**Task objective:**
Identify the lines that contain the string "volume" and copy all of them.

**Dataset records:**

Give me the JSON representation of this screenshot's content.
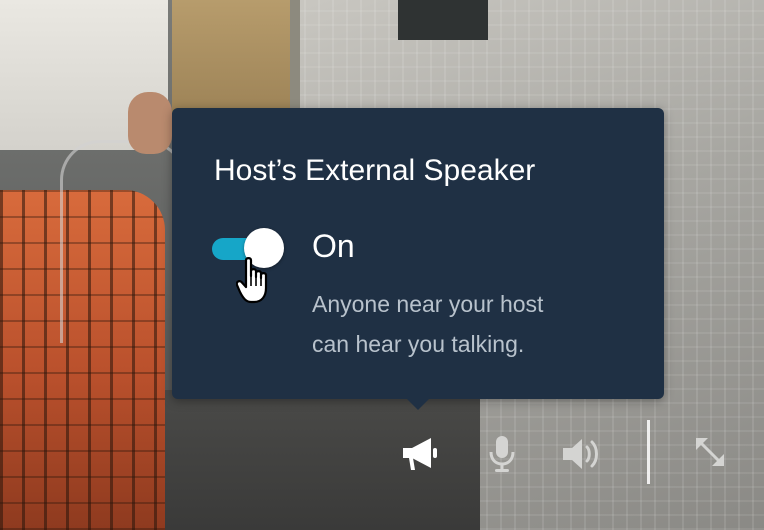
{
  "popover": {
    "title": "Host’s External Speaker",
    "toggle": {
      "state": "On",
      "is_on": true
    },
    "description_line1": "Anyone near your host",
    "description_line2": "can hear you talking."
  },
  "controls": [
    {
      "name": "external-speaker",
      "icon": "megaphone-icon"
    },
    {
      "name": "microphone",
      "icon": "microphone-icon"
    },
    {
      "name": "volume",
      "icon": "speaker-volume-icon"
    },
    {
      "name": "fullscreen",
      "icon": "expand-arrows-icon"
    }
  ],
  "colors": {
    "popover_bg": "#1f3044",
    "toggle_on": "#16a6c8",
    "text_primary": "#ffffff",
    "text_secondary": "#b8c2cc"
  }
}
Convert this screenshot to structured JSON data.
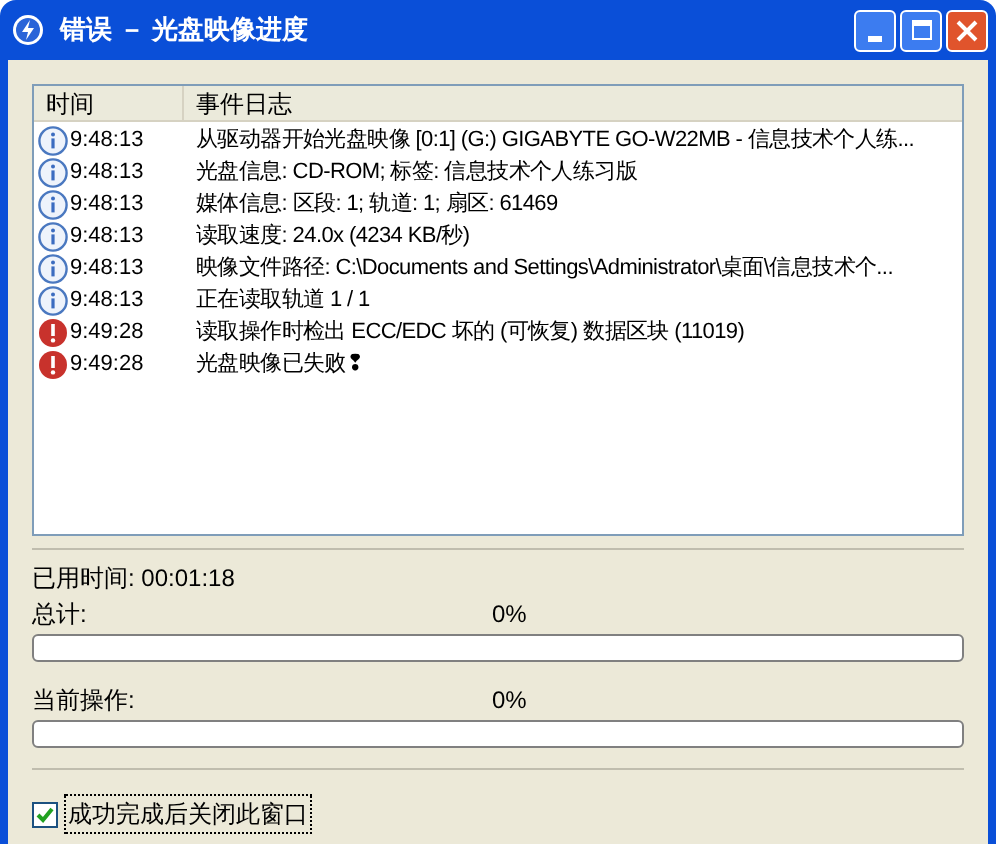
{
  "window": {
    "title": "错误 － 光盘映像进度"
  },
  "log": {
    "columns": [
      "时间",
      "事件日志"
    ],
    "rows": [
      {
        "kind": "info",
        "time": "9:48:13",
        "event": "从驱动器开始光盘映像 [0:1] (G:) GIGABYTE GO-W22MB - 信息技术个人练..."
      },
      {
        "kind": "info",
        "time": "9:48:13",
        "event": "光盘信息: CD-ROM; 标签: 信息技术个人练习版"
      },
      {
        "kind": "info",
        "time": "9:48:13",
        "event": "媒体信息: 区段: 1; 轨道: 1; 扇区: 61469"
      },
      {
        "kind": "info",
        "time": "9:48:13",
        "event": "读取速度: 24.0x (4234 KB/秒)"
      },
      {
        "kind": "info",
        "time": "9:48:13",
        "event": "映像文件路径: C:\\Documents and Settings\\Administrator\\桌面\\信息技术个..."
      },
      {
        "kind": "info",
        "time": "9:48:13",
        "event": "正在读取轨道 1 / 1"
      },
      {
        "kind": "error",
        "time": "9:49:28",
        "event": "读取操作时检出 ECC/EDC 坏的 (可恢复) 数据区块 (11019)"
      },
      {
        "kind": "error",
        "time": "9:49:28",
        "event": "光盘映像已失败❢"
      }
    ]
  },
  "elapsed": "已用时间: 00:01:18",
  "progress": [
    {
      "label": "总计:",
      "percent": "0%",
      "level": 0
    },
    {
      "label": "当前操作:",
      "percent": "0%",
      "level": 0
    }
  ],
  "close_when_done": {
    "label": "成功完成后关闭此窗口",
    "checked": true
  }
}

**Result of the exercise:**
      "name": "volume",
      "icon": "speaker-volume-icon"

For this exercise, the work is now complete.